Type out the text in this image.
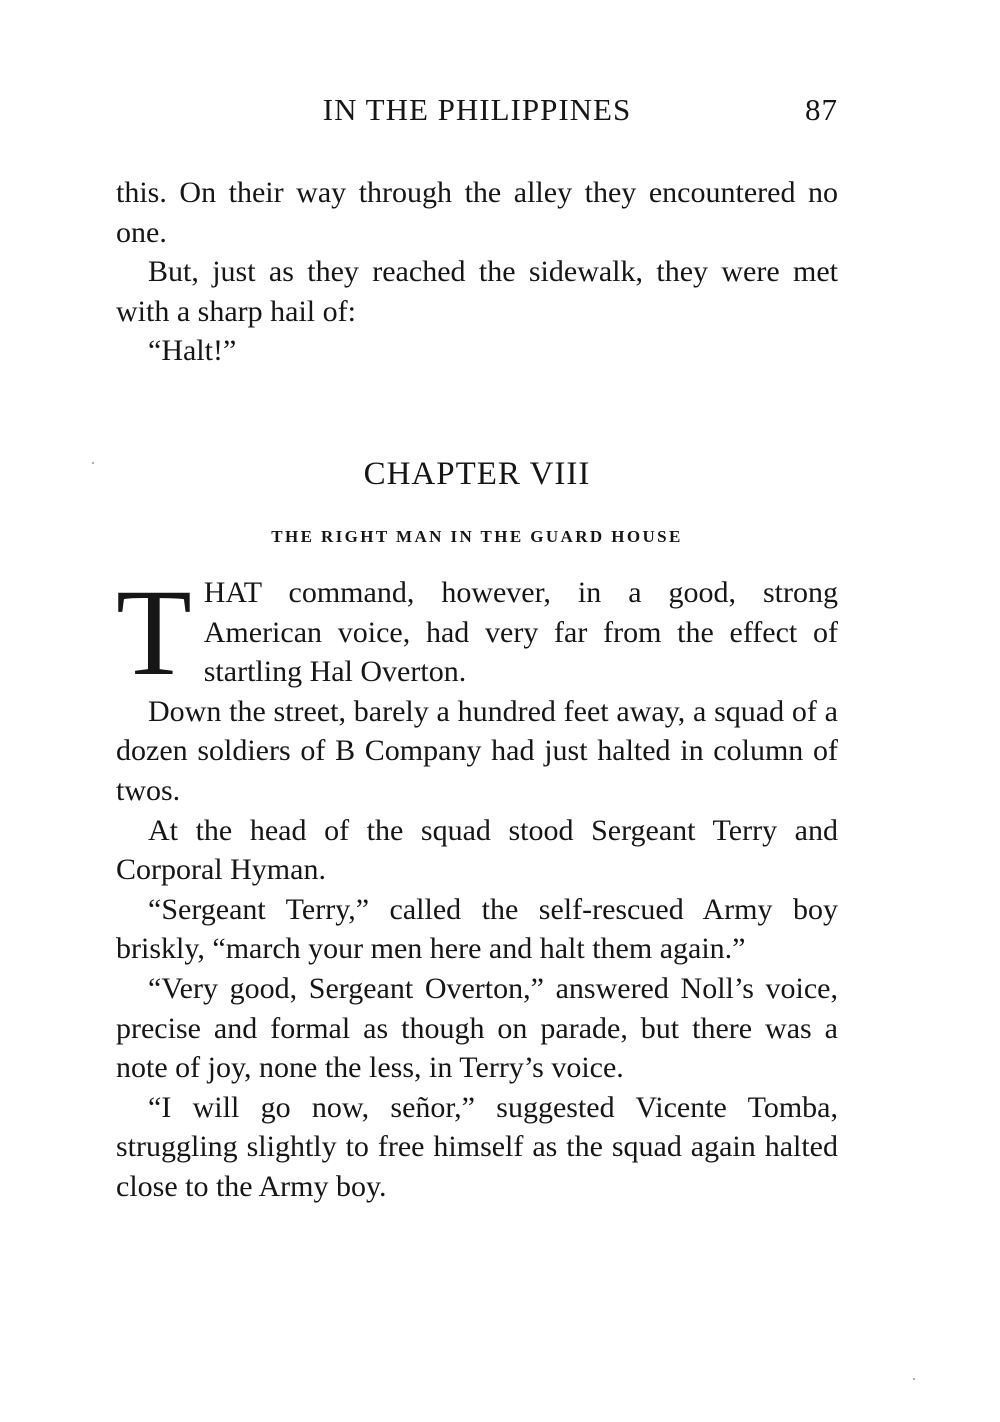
IN THE PHILIPPINES	87

this. On their way through the alley they encountered no one.

But, just as they reached the sidewalk, they were met with a sharp hail of:

“Halt!”

CHAPTER VIII
THE RIGHT MAN IN THE GUARD HOUSE

THAT command, however, in a good, strong American voice, had very far from the effect of startling Hal Overton.

Down the street, barely a hundred feet away, a squad of a dozen soldiers of B Company had just halted in column of twos.

At the head of the squad stood Sergeant Terry and Corporal Hyman.

“Sergeant Terry,” called the self-rescued Army boy briskly, “march your men here and halt them again.”

“Very good, Sergeant Overton,” answered Noll’s voice, precise and formal as though on parade, but there was a note of joy, none the less, in Terry’s voice.

“I will go now, señor,” suggested Vicente Tomba, struggling slightly to free himself as the squad again halted close to the Army boy.
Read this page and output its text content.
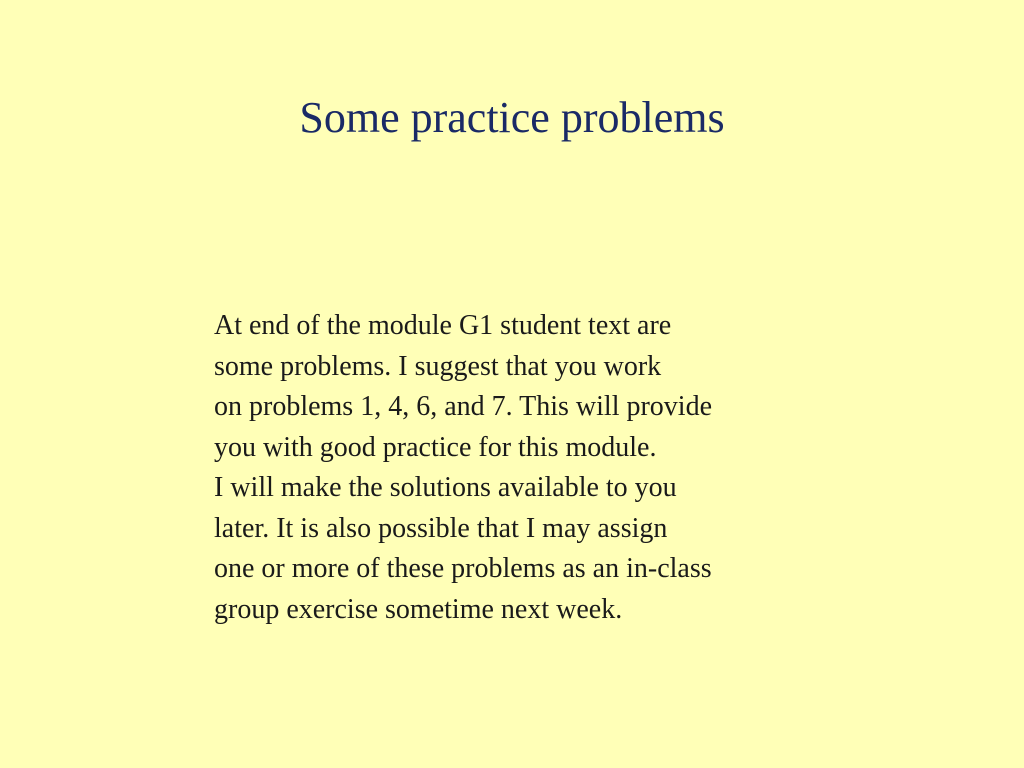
Some practice problems
At end of the module G1 student text are
some problems. I suggest that you work
on problems 1, 4, 6, and 7. This will provide
you with good practice for this module.
I will make the solutions available to you
later. It is also possible that I may assign
one or more of these problems as an in-class
group exercise sometime next week.
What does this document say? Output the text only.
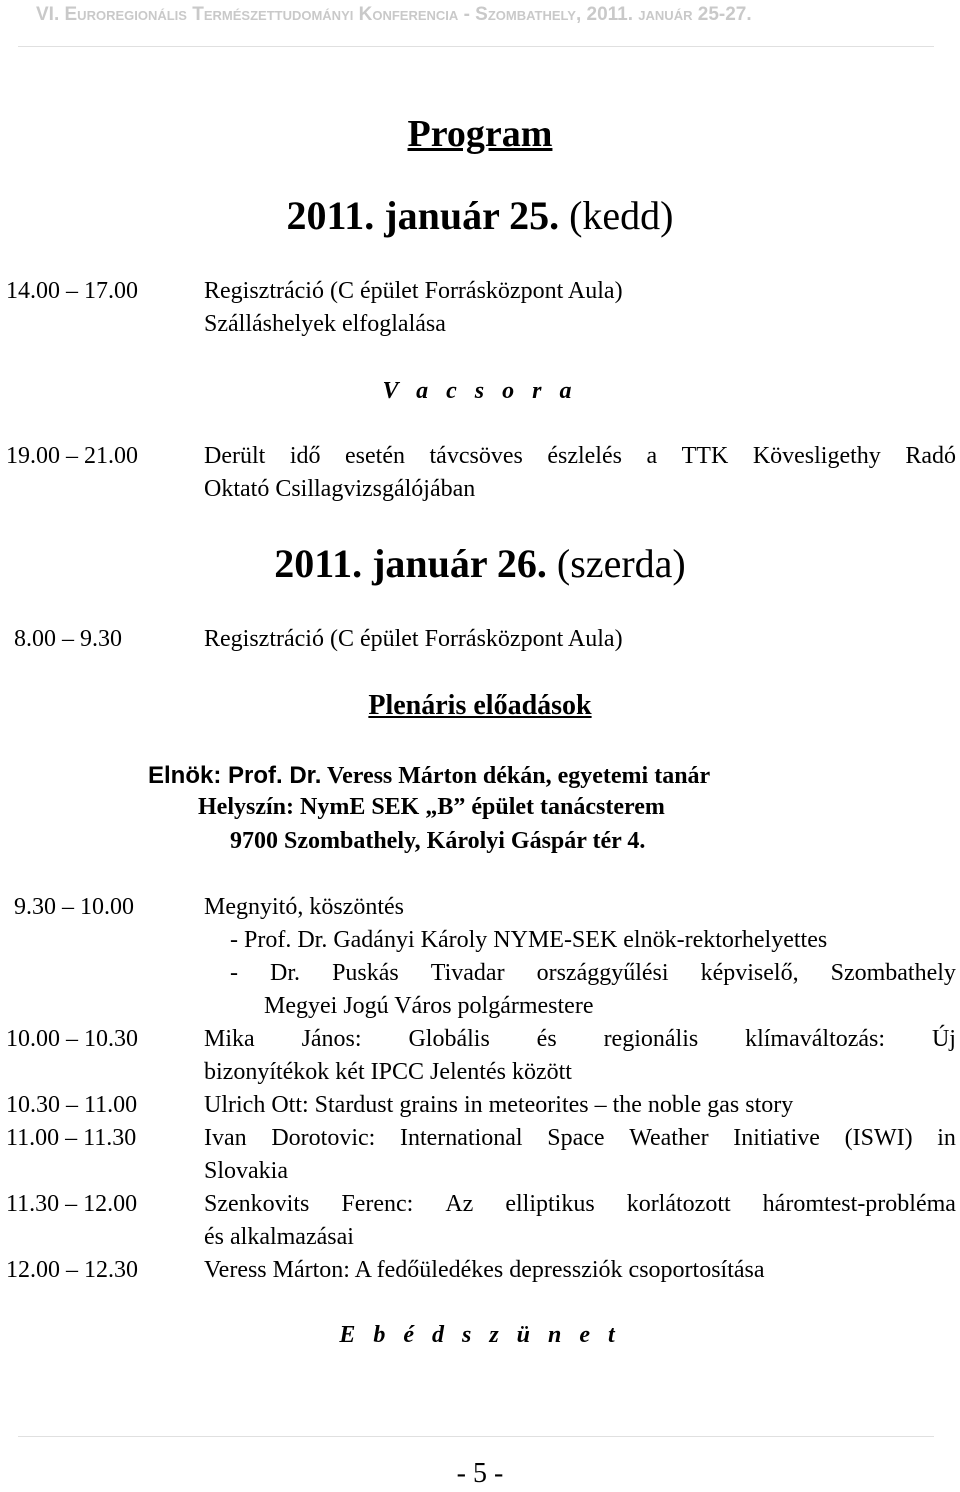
VI. Euroregionális Természettudományi Konferencia - Szombathely, 2011. január 25-27.
Program
2011. január 25. (kedd)
14.00 – 17.00	Regisztráció (C épület Forrásközpont Aula)
Szálláshelyek elfoglalása
V a c s o r a
19.00 – 21.00	Derült idő esetén távcsöves észlelés a TTK Kövesligethy Radó
Oktató Csillagvizsgálójában
2011. január 26. (szerda)
8.00 – 9.30	Regisztráció (C épület Forrásközpont Aula)
Plenáris előadások
Elnök: Prof. Dr. Veress Márton dékán, egyetemi tanár
Helyszín: NymE SEK „B” épület tanácsterem
9700 Szombathely, Károlyi Gáspár tér 4.
9.30 – 10.00	Megnyitó, köszöntés
- Prof. Dr. Gadányi Károly NYME-SEK elnök-rektorhelyettes
- Dr. Puskás Tivadar országgyűlési képviselő, Szombathely
Megyei Jogú Város polgármestere
10.00 – 10.30	Mika János: Globális és regionális klímaváltozás: Új
bizonyítékok két IPCC Jelentés között
10.30 – 11.00	Ulrich Ott: Stardust grains in meteorites – the noble gas story
11.00 – 11.30	Ivan Dorotovic: International Space Weather Initiative (ISWI) in
Slovakia
11.30 – 12.00	Szenkovits Ferenc: Az elliptikus korlátozott háromtest-probléma
és alkalmazásai
12.00 – 12.30	Veress Márton: A fedőüledékes depressziók csoportosítása
E b é d s z ü n e t
- 5 -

***

=== Work instructions ===
Copy only this, please: the line with "What does this" and every line after it through the end of the data, with no pictures.

=== Worked solution ===
What does this document say? Output the text only.
VI. Euroregionális Természettudományi Konferencia - Szombathely, 2011. január 25-27.
Program
2011. január 25. (kedd)
14.00 – 17.00	Regisztráció (C épület Forrásközpont Aula)
Szálláshelyek elfoglalása
V a c s o r a
19.00 – 21.00	Derült idő esetén távcsöves észlelés a TTK Kövesligethy Radó
Oktató Csillagvizsgálójában
2011. január 26. (szerda)
8.00 – 9.30	Regisztráció (C épület Forrásközpont Aula)
Plenáris előadások
Elnök: Prof. Dr. Veress Márton dékán, egyetemi tanár
Helyszín: NymE SEK „B” épület tanácsterem
9700 Szombathely, Károlyi Gáspár tér 4.
9.30 – 10.00	Megnyitó, köszöntés
- Prof. Dr. Gadányi Károly NYME-SEK elnök-rektorhelyettes
- Dr. Puskás Tivadar országgyűlési képviselő, Szombathely
Megyei Jogú Város polgármestere
10.00 – 10.30	Mika János: Globális és regionális klímaváltozás: Új
bizonyítékok két IPCC Jelentés között
10.30 – 11.00	Ulrich Ott: Stardust grains in meteorites – the noble gas story
11.00 – 11.30	Ivan Dorotovic: International Space Weather Initiative (ISWI) in
Slovakia
11.30 – 12.00	Szenkovits Ferenc: Az elliptikus korlátozott háromtest-probléma
és alkalmazásai
12.00 – 12.30	Veress Márton: A fedőüledékes depressziók csoportosítása
E b é d s z ü n e t
- 5 -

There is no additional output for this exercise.